- **Exercise A**
In the passage on al-Shabaab, what share of future ransom proceeds were seized pirate gang leaders in Harardhere forced to hand over?
- **Exercise B**
From the passage on al-Shabaab, repeat word for word the section that starts with the words containing "Despite routinely expelling, attacking, and" and ends with "out of necessity.".

- **Passage for review**
########################################

Countries and organizations below have officially listed al-Shabaab as a terrorist organization.
|United States||29 February 2008|||
|Australia||22 August 2009|||
|New Zealand||10 February 2010|||
|Canada||5 March 2010|||
|United Kingdom||March 2010|||
|United Arab Emirates||15 November 2014|||
|Singapore||18 March 2016|||
History and activities
In February 2012, Fu'ad Mohamed Khalaf Shongole, the chief of awareness raising of al-Shabaab, said that "At this stage of the jihad, fathers and mothers must send their unmarried girls to fight alongside the (male) militants". The addition of elders and young girls marks a change in the movement, which had previously involved only men, particularly young boys.
Their core consisted of veterans who had fought and defeated the secular Mogadishu faction leaders of the Alliance for the Restoration of Peace and Counter-Terrorism (ARPCT) at the Second Battle of Mogadishu. Their origins are not clearly known, but former members say Hizbul Shabaab was founded as early as 2004. The membership of al-Shabaab also includes various foreign fighters from around the world, according to Islamic hardliner Mukhtar Robow "Abu Manssor".
In January 2009, Ethiopian forces withdrew from Somalia and al-Shabaab carried on its fight against former ally and Islamic Courts Union leader President Sharif Sheikh Ahmed, who was the head of the Transitional Federal Government. Al-Shabaab saw some success in its campaigns against the weak Transitional Federal Government, capturing Baidoa, the base of the Transitional Federal Parliament, on January 26, 2009, and killing three ministers of the government in a December 3, 2009 suicide bomb attack on a medical school graduation ceremony.
Before the drought in 2010, Somalia, including the al-Shabaab-controlled areas, had its best crop yield in seven years. Al-Shabaab claimed some credit for the success, saying that their reduction of oversized cheap food imports allowed Somalia's own grain production, which normally has high potential, to flourish. They asserted that this policy had the effect of shifting income from urban to rural areas, from mid-income groups to low-income groups, and from overseas farmers to local farmers. However, in response to the drought, al-Shabaab announced in July 2011 that it had withdrawn its restrictions on international humanitarian workers.
In 2011, according to the head of the UN's counter-piracy division, Colonel John Steed, al-Shabaab increasingly sought to cooperate with other criminal organizations and pirate gangs in the face of dwindling funds and resources. Steed, however, acknowledged that he had no definite proof of operational ties between the Islamist militants and the pirates. Detained pirates also indicated to UNODC officials that some measure of cooperation on their part with al-Shabaab militants was necessary, as they have increasingly launched maritime raids from areas in southern Somalia controlled by the insurgent group. Al-Shabaab members have also extorted the pirates, demanding protection money from them and forcing seized pirate gang leaders in Harardhere to hand over 20% of future ransom proceeds.
Despite routinely expelling, attacking, and harassing aid workers, al-Shabaab permits some agencies to work in areas under its control. At the height of its territorial control it implemented a system of aid agency regulation, taxation and surveillance. Where agencies are allowed to operate, this is often due to the desire of al-Shabaab to coopt and materially and politically benefit from the provision of aid and services. Senior aid agency representatives often strongly rejected claims that they talked with al-Shabaab, while aid workers working in al-Shabaab-controlled areas often reported they directly negotiated with the group out of necessity.

########################################

Dataset entries:
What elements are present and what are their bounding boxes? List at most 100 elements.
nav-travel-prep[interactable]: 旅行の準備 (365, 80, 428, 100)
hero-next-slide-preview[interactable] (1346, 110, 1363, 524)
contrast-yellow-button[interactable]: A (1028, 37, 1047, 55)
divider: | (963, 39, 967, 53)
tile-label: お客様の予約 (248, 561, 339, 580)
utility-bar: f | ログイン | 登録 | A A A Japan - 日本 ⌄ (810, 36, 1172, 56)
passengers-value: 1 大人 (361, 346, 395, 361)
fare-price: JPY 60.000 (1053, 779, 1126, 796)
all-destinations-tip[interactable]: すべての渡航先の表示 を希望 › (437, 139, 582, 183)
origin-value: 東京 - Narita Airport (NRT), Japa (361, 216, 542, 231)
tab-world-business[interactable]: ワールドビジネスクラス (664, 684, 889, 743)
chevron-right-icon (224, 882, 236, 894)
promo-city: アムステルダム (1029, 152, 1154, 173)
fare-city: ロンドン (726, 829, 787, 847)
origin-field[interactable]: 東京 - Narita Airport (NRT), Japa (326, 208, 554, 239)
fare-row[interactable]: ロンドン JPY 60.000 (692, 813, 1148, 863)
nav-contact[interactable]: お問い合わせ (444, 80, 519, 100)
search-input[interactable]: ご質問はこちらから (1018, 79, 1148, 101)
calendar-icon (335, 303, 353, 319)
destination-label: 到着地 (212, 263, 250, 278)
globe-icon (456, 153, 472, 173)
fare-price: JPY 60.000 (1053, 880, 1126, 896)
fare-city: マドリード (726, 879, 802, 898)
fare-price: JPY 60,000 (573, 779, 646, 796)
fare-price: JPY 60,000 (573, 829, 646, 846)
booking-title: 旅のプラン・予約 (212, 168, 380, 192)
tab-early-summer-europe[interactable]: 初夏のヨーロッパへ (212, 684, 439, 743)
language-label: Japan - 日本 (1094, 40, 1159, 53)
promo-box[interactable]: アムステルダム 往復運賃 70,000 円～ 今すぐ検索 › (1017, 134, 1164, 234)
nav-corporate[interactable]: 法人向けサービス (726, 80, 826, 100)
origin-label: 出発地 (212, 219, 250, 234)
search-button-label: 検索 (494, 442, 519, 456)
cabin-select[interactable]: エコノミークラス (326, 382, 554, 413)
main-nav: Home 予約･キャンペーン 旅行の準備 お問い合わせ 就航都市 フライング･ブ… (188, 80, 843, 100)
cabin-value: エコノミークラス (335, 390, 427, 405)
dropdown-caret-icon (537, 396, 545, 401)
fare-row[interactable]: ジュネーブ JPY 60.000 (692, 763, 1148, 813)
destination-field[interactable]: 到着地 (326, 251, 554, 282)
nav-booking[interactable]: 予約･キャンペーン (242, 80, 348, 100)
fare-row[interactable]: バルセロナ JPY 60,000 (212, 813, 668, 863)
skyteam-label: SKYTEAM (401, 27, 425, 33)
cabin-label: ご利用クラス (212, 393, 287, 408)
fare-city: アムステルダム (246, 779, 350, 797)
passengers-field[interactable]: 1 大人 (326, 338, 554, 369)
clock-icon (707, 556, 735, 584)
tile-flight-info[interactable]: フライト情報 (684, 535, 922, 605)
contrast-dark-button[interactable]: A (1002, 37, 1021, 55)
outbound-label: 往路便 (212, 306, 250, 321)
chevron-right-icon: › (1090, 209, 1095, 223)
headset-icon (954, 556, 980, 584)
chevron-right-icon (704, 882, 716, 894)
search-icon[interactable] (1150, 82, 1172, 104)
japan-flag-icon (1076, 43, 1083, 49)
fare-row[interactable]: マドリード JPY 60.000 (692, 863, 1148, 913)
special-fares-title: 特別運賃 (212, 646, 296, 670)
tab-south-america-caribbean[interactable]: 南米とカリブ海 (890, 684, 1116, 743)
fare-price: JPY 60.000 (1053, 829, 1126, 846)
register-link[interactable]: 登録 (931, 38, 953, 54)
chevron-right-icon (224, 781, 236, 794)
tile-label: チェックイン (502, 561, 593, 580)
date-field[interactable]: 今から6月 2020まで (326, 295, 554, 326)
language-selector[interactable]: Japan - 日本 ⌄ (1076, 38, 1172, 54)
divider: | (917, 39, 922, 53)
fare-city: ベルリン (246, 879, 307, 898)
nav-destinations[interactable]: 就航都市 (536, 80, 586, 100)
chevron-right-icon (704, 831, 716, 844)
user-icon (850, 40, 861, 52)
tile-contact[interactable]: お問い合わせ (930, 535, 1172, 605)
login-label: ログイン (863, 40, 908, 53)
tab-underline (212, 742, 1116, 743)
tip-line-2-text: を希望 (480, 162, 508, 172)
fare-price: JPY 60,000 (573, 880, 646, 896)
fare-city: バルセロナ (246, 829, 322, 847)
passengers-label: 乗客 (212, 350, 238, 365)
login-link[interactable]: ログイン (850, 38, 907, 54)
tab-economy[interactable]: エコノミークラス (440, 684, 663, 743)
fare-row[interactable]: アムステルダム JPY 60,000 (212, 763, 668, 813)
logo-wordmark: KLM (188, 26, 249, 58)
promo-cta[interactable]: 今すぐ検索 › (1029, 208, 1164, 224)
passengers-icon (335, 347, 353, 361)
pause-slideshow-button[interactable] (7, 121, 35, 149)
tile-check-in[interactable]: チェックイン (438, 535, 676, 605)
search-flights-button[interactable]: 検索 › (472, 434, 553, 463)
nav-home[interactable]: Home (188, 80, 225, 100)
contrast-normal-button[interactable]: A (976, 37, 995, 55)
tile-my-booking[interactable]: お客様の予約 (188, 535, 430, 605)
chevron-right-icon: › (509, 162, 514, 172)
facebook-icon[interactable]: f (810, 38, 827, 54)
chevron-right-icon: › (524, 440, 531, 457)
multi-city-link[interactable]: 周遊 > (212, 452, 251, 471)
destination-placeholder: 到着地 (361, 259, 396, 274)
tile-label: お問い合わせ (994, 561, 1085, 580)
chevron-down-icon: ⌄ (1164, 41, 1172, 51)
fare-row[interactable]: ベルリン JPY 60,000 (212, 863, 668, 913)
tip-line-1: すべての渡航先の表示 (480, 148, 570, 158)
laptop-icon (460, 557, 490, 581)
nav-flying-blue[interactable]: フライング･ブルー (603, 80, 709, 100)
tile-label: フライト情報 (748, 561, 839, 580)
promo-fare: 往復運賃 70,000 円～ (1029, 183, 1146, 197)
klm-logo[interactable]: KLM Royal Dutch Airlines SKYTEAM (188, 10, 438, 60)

########################################

- **Written solution A**
20%

- **Written solution B**
Despite routinely expelling, attacking, and harassing aid workers, al-Shabaab permits some agencies to work in areas under its control. At the height of its territorial control it implemented a system of aid agency regulation, taxation and surveillance. Where agencies are allowed to operate, this is often due to the desire of al-Shabaab to coopt and materially and politically benefit from the provision of aid and services. Senior aid agency representatives often strongly rejected claims that they talked with al-Shabaab, while aid workers working in al-Shabaab-controlled areas often reported they directly negotiated with the group out of necessity.